Drodzy Siostry i Bracia! 

Kult relikwii w Kościele katolickim nie tylko ma starożytne pochodzenie, kiedy chrześcijanie gromadzili się przy grobach męczenników dla sprawowania Eucharystii, lecz zapewne także odzwierciedla swoistą filozofię, podkreślającą pierwiastek osobowy, personalistyczny. Osoba wysuwana jest na pierwszy plan, a po niej dopiero plasują się idee, doktryny.

Można jednakże zaryzykować twierdzenie, że kultowi relikwii sprzyjał także duch ówczesnego świata. Klasycznym przykładem może być Platon i jego wizja tych idei, które miały przyczyniać się do budowania społeczeństwa. Fundamentem wychowania obywatelskiego, według Platona, miała być nie tyle rodzina, co przekaz legendy założycielskiej, mitu, opowiadań, które tworzyły społeczną więź i kształtowały społeczną tożsamość. Stanowiły część kosmogonicznych opowiadań, które pisały legendę pochodzenia i początku, niekiedy nawet wywodzących się od poczynań samych bogów.

--- POLECENIE 1 ---
Proszę przytoczyć ponownie, słowo w słowo, fragment tekstu o kulcie relikwii, zaczynając od „Kult relikwii w” i kończąc na „się idee, doktryny.”.
Tekst ten nie ma żadnego związku z zamieszczonymi dalej wpisami.

--- PODANE WPISY ---
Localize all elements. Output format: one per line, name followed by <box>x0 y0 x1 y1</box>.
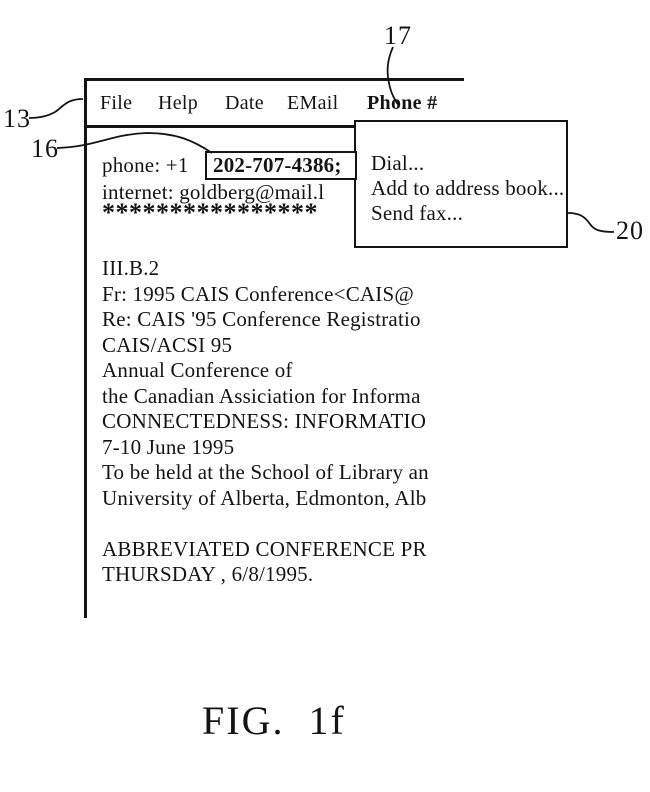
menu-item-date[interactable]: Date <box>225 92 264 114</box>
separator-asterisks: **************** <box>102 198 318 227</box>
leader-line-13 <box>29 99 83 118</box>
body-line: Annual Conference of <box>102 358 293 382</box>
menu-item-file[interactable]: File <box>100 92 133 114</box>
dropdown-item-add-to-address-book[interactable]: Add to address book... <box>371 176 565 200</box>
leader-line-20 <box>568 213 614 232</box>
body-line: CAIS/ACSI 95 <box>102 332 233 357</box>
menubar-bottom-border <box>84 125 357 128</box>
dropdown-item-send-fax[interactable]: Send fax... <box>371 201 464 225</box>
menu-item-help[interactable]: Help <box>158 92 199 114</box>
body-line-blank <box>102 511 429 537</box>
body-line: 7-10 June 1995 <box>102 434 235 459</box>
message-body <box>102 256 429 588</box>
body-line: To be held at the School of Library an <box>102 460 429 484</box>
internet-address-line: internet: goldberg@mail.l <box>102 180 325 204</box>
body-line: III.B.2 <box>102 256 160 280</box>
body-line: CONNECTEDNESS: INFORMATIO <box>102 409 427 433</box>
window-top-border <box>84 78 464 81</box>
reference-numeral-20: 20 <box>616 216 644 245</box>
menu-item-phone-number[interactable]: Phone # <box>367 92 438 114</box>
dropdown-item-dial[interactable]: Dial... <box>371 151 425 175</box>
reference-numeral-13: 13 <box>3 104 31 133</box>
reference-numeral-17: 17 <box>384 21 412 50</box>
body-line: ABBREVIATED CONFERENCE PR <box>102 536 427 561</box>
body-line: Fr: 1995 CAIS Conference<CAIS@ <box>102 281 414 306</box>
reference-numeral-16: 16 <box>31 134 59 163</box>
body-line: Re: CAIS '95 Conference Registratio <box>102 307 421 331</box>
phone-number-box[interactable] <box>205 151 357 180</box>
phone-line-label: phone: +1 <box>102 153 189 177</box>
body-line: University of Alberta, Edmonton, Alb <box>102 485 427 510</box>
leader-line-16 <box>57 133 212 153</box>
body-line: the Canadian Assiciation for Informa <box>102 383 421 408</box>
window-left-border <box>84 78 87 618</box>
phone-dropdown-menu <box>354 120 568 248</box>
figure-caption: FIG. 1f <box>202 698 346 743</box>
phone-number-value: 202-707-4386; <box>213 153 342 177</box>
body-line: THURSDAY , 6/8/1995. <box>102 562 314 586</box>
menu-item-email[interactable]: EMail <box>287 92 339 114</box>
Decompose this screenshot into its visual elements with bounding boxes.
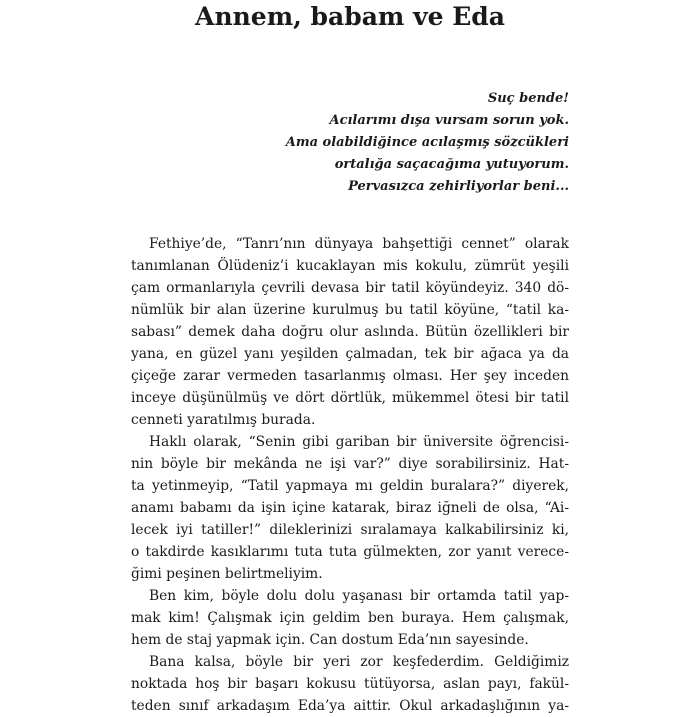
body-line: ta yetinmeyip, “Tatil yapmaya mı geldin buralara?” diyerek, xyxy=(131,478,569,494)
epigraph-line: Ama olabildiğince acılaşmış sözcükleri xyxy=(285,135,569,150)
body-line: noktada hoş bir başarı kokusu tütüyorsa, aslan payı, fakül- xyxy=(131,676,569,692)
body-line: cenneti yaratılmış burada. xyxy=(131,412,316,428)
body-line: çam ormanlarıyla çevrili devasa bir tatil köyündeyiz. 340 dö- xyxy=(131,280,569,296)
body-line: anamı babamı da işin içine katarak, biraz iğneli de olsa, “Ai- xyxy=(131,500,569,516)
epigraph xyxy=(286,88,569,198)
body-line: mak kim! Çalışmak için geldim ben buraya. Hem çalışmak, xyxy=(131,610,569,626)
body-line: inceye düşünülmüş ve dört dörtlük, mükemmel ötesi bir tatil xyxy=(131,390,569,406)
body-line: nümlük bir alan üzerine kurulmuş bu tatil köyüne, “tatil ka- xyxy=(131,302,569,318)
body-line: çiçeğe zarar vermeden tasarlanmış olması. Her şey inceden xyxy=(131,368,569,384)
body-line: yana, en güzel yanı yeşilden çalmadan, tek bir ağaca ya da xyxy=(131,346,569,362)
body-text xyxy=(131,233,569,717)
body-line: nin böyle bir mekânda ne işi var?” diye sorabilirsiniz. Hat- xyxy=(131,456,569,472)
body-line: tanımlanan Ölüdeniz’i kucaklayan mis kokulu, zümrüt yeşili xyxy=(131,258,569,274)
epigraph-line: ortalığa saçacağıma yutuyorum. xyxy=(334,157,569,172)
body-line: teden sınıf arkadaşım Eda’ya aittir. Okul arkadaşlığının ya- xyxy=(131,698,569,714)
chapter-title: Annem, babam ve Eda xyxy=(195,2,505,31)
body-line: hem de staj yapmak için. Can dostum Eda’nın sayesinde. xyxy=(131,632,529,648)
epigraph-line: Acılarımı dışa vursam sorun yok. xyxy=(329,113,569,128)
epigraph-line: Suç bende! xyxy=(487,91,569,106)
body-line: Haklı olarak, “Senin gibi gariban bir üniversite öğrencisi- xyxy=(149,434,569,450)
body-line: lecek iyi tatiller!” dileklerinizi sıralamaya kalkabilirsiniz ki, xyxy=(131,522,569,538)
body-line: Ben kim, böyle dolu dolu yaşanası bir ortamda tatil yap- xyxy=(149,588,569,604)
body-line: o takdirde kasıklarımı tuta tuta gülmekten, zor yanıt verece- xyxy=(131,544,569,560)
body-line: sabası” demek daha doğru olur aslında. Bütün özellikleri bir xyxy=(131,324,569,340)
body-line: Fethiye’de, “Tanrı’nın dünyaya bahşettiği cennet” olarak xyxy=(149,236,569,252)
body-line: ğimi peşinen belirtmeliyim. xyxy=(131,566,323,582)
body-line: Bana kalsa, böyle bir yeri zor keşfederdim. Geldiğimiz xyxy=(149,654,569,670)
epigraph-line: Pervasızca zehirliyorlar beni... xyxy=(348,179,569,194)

--- POLECENIE 2 ---
Proszę przepisać dosłownie z wpisów wyłącznie wiersze, zaczynając od wiersza zawierającego „yapmaya mı geldin” i kończąc na wierszu zawierającym „chapter-title: Annem, babam”, oba włącznie.

--- ODPOWIEDŹ 1 ---
Kult relikwii w Kościele katolickim nie tylko ma starożytne pochodzenie, kiedy chrześcijanie gromadzili się przy grobach męczenników dla sprawowania Eucharystii, lecz zapewne także odzwierciedla swoistą filozofię, podkreślającą pierwiastek osobowy, personalistyczny. Osoba wysuwana jest na pierwszy plan, a po niej dopiero plasują się idee, doktryny.

--- ODPOWIEDŹ 2 ---
body-line: ta yetinmeyip, “Tatil yapmaya mı geldin buralara?” diyerek, xyxy=(131,478,569,494)
epigraph-line: Ama olabildiğince acılaşmış sözcükleri xyxy=(285,135,569,150)
body-line: noktada hoş bir başarı kokusu tütüyorsa, aslan payı, fakül- xyxy=(131,676,569,692)
body-line: cenneti yaratılmış burada. xyxy=(131,412,316,428)
body-line: çam ormanlarıyla çevrili devasa bir tatil köyündeyiz. 340 dö- xyxy=(131,280,569,296)
body-line: anamı babamı da işin içine katarak, biraz iğneli de olsa, “Ai- xyxy=(131,500,569,516)
epigraph xyxy=(286,88,569,198)
body-line: mak kim! Çalışmak için geldim ben buraya. Hem çalışmak, xyxy=(131,610,569,626)
body-line: inceye düşünülmüş ve dört dörtlük, mükemmel ötesi bir tatil xyxy=(131,390,569,406)
body-line: nümlük bir alan üzerine kurulmuş bu tatil köyüne, “tatil ka- xyxy=(131,302,569,318)
body-line: çiçeğe zarar vermeden tasarlanmış olması. Her şey inceden xyxy=(131,368,569,384)
body-line: yana, en güzel yanı yeşilden çalmadan, tek bir ağaca ya da xyxy=(131,346,569,362)
body-text xyxy=(131,233,569,717)
body-line: nin böyle bir mekânda ne işi var?” diye sorabilirsiniz. Hat- xyxy=(131,456,569,472)
body-line: tanımlanan Ölüdeniz’i kucaklayan mis kokulu, zümrüt yeşili xyxy=(131,258,569,274)
epigraph-line: ortalığa saçacağıma yutuyorum. xyxy=(334,157,569,172)
body-line: teden sınıf arkadaşım Eda’ya aittir. Okul arkadaşlığının ya- xyxy=(131,698,569,714)
chapter-title: Annem, babam ve Eda xyxy=(195,2,505,31)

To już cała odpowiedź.